__WHAT YOU HAVE TO DO__. Copy out all lines in the data below containing the string "Winter".
────────────────────
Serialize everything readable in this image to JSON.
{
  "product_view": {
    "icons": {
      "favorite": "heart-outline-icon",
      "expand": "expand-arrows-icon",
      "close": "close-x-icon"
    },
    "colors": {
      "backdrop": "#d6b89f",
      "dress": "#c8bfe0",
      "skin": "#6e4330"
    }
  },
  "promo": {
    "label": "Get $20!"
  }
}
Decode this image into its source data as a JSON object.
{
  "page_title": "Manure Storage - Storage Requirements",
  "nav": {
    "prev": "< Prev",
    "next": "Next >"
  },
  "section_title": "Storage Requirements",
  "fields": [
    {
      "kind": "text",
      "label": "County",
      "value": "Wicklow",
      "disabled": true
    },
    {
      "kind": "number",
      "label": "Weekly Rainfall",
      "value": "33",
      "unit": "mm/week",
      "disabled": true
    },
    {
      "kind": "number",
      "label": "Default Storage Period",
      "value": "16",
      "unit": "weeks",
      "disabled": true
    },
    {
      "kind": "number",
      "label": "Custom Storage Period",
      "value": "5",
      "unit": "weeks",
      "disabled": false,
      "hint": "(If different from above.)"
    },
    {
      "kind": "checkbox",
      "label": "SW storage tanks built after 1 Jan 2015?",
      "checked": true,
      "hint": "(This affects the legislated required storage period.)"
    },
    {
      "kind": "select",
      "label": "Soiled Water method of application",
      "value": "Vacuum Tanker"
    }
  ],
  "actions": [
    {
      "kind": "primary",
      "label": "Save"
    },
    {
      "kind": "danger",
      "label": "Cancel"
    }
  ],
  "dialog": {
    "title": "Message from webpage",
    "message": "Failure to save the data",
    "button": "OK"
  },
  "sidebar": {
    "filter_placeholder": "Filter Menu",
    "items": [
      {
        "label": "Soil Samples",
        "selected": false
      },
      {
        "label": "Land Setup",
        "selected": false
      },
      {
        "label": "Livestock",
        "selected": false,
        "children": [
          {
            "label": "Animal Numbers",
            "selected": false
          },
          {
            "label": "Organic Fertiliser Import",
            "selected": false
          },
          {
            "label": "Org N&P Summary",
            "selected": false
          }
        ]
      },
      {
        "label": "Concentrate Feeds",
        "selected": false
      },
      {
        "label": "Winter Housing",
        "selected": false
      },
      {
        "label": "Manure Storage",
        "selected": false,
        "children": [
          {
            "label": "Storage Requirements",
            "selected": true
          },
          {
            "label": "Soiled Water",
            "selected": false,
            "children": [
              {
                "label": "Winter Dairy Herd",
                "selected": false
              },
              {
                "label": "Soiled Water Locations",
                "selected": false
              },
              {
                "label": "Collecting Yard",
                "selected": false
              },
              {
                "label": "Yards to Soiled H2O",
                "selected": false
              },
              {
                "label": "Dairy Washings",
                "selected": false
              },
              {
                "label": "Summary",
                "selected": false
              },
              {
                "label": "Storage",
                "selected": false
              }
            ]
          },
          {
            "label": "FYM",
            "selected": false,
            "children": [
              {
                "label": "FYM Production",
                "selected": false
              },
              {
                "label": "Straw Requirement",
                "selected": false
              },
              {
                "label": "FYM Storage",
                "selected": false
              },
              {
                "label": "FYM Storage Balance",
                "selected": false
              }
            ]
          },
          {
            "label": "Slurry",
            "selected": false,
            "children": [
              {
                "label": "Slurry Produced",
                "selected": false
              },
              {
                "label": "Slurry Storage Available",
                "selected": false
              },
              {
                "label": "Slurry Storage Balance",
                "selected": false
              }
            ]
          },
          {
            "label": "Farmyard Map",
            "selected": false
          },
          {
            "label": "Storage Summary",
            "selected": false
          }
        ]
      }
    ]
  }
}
────────────────────
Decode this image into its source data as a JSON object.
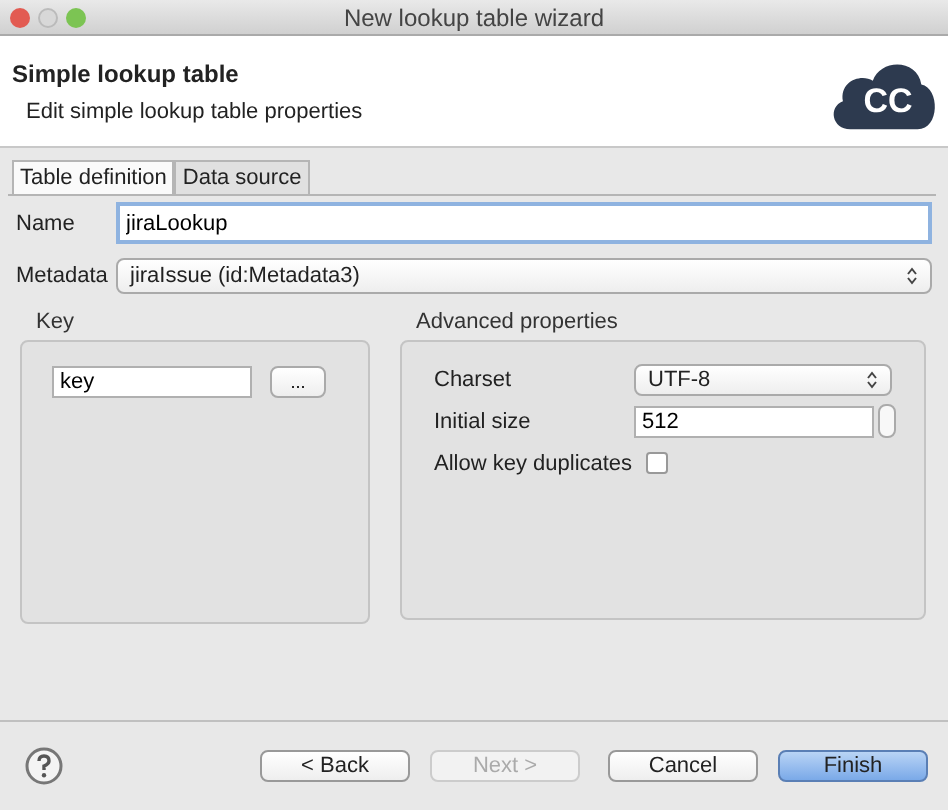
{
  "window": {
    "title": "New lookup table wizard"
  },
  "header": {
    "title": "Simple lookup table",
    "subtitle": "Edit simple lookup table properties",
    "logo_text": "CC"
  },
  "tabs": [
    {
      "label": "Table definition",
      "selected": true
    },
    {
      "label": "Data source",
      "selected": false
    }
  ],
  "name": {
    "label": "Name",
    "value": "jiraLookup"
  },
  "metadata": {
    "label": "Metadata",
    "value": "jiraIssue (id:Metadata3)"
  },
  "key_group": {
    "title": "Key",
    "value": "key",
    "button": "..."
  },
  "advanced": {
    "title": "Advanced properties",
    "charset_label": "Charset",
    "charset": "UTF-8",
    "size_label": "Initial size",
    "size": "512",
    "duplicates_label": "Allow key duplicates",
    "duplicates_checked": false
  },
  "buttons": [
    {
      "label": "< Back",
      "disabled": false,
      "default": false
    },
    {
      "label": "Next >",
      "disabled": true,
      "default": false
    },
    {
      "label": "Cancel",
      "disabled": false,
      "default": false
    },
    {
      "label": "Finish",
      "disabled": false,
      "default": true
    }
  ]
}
────────────────────
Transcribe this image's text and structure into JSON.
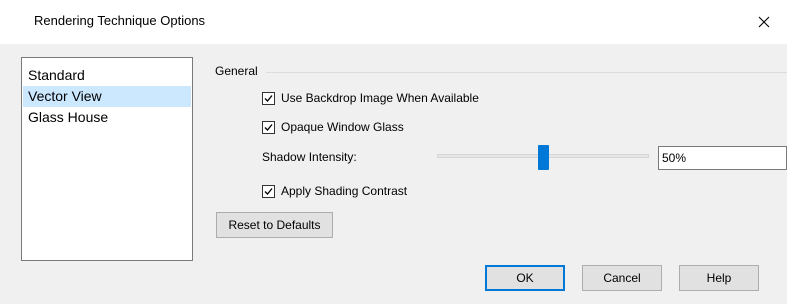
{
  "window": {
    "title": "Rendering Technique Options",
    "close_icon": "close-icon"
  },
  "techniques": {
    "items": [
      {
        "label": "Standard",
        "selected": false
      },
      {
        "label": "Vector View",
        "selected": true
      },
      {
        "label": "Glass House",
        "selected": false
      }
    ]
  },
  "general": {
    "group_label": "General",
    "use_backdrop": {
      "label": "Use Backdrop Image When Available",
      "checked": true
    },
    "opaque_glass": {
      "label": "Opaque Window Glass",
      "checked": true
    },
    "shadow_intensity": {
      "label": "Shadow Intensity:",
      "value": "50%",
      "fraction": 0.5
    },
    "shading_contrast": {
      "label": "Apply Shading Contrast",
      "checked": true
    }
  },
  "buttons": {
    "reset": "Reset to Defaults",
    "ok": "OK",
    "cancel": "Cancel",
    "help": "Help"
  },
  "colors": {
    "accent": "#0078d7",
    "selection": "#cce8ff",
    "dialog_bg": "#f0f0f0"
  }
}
────────────────────
__EXPECTED ANSWER__.
        "label": "Winter Housing",
                "label": "Winter Dairy Herd",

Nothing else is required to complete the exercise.